▶ _TASK TO COMPLETE_
Quote every line of the material beneath this one.

Dataset rows about figures:
----
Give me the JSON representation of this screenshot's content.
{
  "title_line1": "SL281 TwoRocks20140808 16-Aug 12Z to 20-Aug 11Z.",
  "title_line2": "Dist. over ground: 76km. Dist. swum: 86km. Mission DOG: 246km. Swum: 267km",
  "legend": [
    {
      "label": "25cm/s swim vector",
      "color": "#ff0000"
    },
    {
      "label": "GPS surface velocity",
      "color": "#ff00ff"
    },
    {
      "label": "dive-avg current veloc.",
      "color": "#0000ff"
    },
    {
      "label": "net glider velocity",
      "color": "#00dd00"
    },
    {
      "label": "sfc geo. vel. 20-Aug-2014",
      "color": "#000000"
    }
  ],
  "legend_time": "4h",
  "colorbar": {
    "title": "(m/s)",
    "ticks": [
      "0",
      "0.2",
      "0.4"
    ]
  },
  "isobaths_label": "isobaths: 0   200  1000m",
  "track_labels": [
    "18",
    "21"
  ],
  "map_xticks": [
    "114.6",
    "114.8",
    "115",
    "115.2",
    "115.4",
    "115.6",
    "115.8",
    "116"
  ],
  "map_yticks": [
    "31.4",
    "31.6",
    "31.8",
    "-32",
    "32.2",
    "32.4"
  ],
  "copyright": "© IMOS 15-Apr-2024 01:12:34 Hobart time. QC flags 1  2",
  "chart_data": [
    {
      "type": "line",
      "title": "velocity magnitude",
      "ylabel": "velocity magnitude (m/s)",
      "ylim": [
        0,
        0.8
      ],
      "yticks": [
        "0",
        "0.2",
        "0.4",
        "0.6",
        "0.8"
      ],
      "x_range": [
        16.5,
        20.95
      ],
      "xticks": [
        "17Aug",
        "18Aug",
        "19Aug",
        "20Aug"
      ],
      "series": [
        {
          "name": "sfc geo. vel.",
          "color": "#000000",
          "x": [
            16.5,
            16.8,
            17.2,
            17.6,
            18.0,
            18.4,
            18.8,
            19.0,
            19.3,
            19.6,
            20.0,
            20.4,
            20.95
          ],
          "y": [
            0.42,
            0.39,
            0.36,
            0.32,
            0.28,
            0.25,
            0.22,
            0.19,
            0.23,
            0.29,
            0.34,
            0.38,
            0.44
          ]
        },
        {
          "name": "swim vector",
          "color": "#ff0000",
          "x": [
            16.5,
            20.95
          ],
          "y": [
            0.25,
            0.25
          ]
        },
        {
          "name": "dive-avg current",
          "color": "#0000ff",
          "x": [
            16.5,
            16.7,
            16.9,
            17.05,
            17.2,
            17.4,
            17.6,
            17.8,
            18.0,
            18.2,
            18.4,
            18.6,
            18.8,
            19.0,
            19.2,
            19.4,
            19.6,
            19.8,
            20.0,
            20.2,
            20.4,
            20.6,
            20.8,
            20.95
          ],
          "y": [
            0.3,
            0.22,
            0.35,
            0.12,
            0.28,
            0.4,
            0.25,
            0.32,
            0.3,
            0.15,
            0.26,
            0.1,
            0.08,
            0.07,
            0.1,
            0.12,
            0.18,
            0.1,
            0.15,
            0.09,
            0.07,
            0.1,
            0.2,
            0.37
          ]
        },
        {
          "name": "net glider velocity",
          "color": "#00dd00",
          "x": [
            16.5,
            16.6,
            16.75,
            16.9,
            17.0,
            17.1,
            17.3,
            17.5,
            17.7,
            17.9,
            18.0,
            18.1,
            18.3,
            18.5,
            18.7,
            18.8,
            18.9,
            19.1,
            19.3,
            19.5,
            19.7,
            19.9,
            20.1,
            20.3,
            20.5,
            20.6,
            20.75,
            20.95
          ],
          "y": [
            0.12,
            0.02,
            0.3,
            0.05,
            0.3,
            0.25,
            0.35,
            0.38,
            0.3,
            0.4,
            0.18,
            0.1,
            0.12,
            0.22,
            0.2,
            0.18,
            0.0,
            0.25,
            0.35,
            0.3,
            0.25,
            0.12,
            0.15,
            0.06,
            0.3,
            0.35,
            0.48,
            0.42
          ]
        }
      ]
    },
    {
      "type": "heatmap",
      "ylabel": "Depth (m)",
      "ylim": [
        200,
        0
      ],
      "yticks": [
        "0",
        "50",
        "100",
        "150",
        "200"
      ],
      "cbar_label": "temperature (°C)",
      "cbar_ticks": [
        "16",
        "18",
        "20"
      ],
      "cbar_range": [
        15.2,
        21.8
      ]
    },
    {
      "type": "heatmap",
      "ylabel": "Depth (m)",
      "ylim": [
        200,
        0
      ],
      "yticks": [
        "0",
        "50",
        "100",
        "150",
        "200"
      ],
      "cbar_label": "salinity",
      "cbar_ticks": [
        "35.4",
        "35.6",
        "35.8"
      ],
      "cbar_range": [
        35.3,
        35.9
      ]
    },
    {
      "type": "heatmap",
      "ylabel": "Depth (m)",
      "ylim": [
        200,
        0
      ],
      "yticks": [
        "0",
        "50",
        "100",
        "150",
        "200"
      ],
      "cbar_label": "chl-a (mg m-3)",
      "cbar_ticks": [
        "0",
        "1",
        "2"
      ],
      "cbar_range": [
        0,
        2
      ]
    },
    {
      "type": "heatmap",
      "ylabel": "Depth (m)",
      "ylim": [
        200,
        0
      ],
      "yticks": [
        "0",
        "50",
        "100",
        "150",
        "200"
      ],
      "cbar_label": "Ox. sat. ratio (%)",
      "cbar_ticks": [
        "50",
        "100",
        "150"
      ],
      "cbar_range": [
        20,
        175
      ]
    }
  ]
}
----
▶ _EXERCISE RESULT_
Give me the JSON representation of this screenshot's content.
{
  "title_line1": "SL281 TwoRocks20140808 16-Aug 12Z to 20-Aug 11Z.",
  "title_line2": "Dist. over ground: 76km. Dist. swum: 86km. Mission DOG: 246km. Swum: 267km",
  "legend": [
    {
      "label": "25cm/s swim vector",
      "color": "#ff0000"
    },
    {
      "label": "GPS surface velocity",
      "color": "#ff00ff"
    },
    {
      "label": "dive-avg current veloc.",
      "color": "#0000ff"
    },
    {
      "label": "net glider velocity",
      "color": "#00dd00"
    },
    {
      "label": "sfc geo. vel. 20-Aug-2014",
      "color": "#000000"
    }
  ],
  "legend_time": "4h",
  "colorbar": {
    "title": "(m/s)",
    "ticks": [
      "0",
      "0.2",
      "0.4"
    ]
  },
  "isobaths_label": "isobaths: 0   200  1000m",
  "track_labels": [
    "18",
    "21"
  ],
  "map_xticks": [
    "114.6",
    "114.8",
    "115",
    "115.2",
    "115.4",
    "115.6",
    "115.8",
    "116"
  ],
  "map_yticks": [
    "31.4",
    "31.6",
    "31.8",
    "-32",
    "32.2",
    "32.4"
  ],
  "copyright": "© IMOS 15-Apr-2024 01:12:34 Hobart time. QC flags 1  2",
  "chart_data": [
    {
      "type": "line",
      "title": "velocity magnitude",
      "ylabel": "velocity magnitude (m/s)",
      "ylim": [
        0,
        0.8
      ],
      "yticks": [
        "0",
        "0.2",
        "0.4",
        "0.6",
        "0.8"
      ],
      "x_range": [
        16.5,
        20.95
      ],
      "xticks": [
        "17Aug",
        "18Aug",
        "19Aug",
        "20Aug"
      ],
      "series": [
        {
          "name": "sfc geo. vel.",
          "color": "#000000",
          "x": [
            16.5,
            16.8,
            17.2,
            17.6,
            18.0,
            18.4,
            18.8,
            19.0,
            19.3,
            19.6,
            20.0,
            20.4,
            20.95
          ],
          "y": [
            0.42,
            0.39,
            0.36,
            0.32,
            0.28,
            0.25,
            0.22,
            0.19,
            0.23,
            0.29,
            0.34,
            0.38,
            0.44
          ]
        },
        {
          "name": "swim vector",
          "color": "#ff0000",
          "x": [
            16.5,
            20.95
          ],
          "y": [
            0.25,
            0.25
          ]
        },
        {
          "name": "dive-avg current",
          "color": "#0000ff",
          "x": [
            16.5,
            16.7,
            16.9,
            17.05,
            17.2,
            17.4,
            17.6,
            17.8,
            18.0,
            18.2,
            18.4,
            18.6,
            18.8,
            19.0,
            19.2,
            19.4,
            19.6,
            19.8,
            20.0,
            20.2,
            20.4,
            20.6,
            20.8,
            20.95
          ],
          "y": [
            0.3,
            0.22,
            0.35,
            0.12,
            0.28,
            0.4,
            0.25,
            0.32,
            0.3,
            0.15,
            0.26,
            0.1,
            0.08,
            0.07,
            0.1,
            0.12,
            0.18,
            0.1,
            0.15,
            0.09,
            0.07,
            0.1,
            0.2,
            0.37
          ]
        },
        {
          "name": "net glider velocity",
          "color": "#00dd00",
          "x": [
            16.5,
            16.6,
            16.75,
            16.9,
            17.0,
            17.1,
            17.3,
            17.5,
            17.7,
            17.9,
            18.0,
            18.1,
            18.3,
            18.5,
            18.7,
            18.8,
            18.9,
            19.1,
            19.3,
            19.5,
            19.7,
            19.9,
            20.1,
            20.3,
            20.5,
            20.6,
            20.75,
            20.95
          ],
          "y": [
            0.12,
            0.02,
            0.3,
            0.05,
            0.3,
            0.25,
            0.35,
            0.38,
            0.3,
            0.4,
            0.18,
            0.1,
            0.12,
            0.22,
            0.2,
            0.18,
            0.0,
            0.25,
            0.35,
            0.3,
            0.25,
            0.12,
            0.15,
            0.06,
            0.3,
            0.35,
            0.48,
            0.42
          ]
        }
      ]
    },
    {
      "type": "heatmap",
      "ylabel": "Depth (m)",
      "ylim": [
        200,
        0
      ],
      "yticks": [
        "0",
        "50",
        "100",
        "150",
        "200"
      ],
      "cbar_label": "temperature (°C)",
      "cbar_ticks": [
        "16",
        "18",
        "20"
      ],
      "cbar_range": [
        15.2,
        21.8
      ]
    },
    {
      "type": "heatmap",
      "ylabel": "Depth (m)",
      "ylim": [
        200,
        0
      ],
      "yticks": [
        "0",
        "50",
        "100",
        "150",
        "200"
      ],
      "cbar_label": "salinity",
      "cbar_ticks": [
        "35.4",
        "35.6",
        "35.8"
      ],
      "cbar_range": [
        35.3,
        35.9
      ]
    },
    {
      "type": "heatmap",
      "ylabel": "Depth (m)",
      "ylim": [
        200,
        0
      ],
      "yticks": [
        "0",
        "50",
        "100",
        "150",
        "200"
      ],
      "cbar_label": "chl-a (mg m-3)",
      "cbar_ticks": [
        "0",
        "1",
        "2"
      ],
      "cbar_range": [
        0,
        2
      ]
    },
    {
      "type": "heatmap",
      "ylabel": "Depth (m)",
      "ylim": [
        200,
        0
      ],
      "yticks": [
        "0",
        "50",
        "100",
        "150",
        "200"
      ],
      "cbar_label": "Ox. sat. ratio (%)",
      "cbar_ticks": [
        "50",
        "100",
        "150"
      ],
      "cbar_range": [
        20,
        175
      ]
    }
  ]
}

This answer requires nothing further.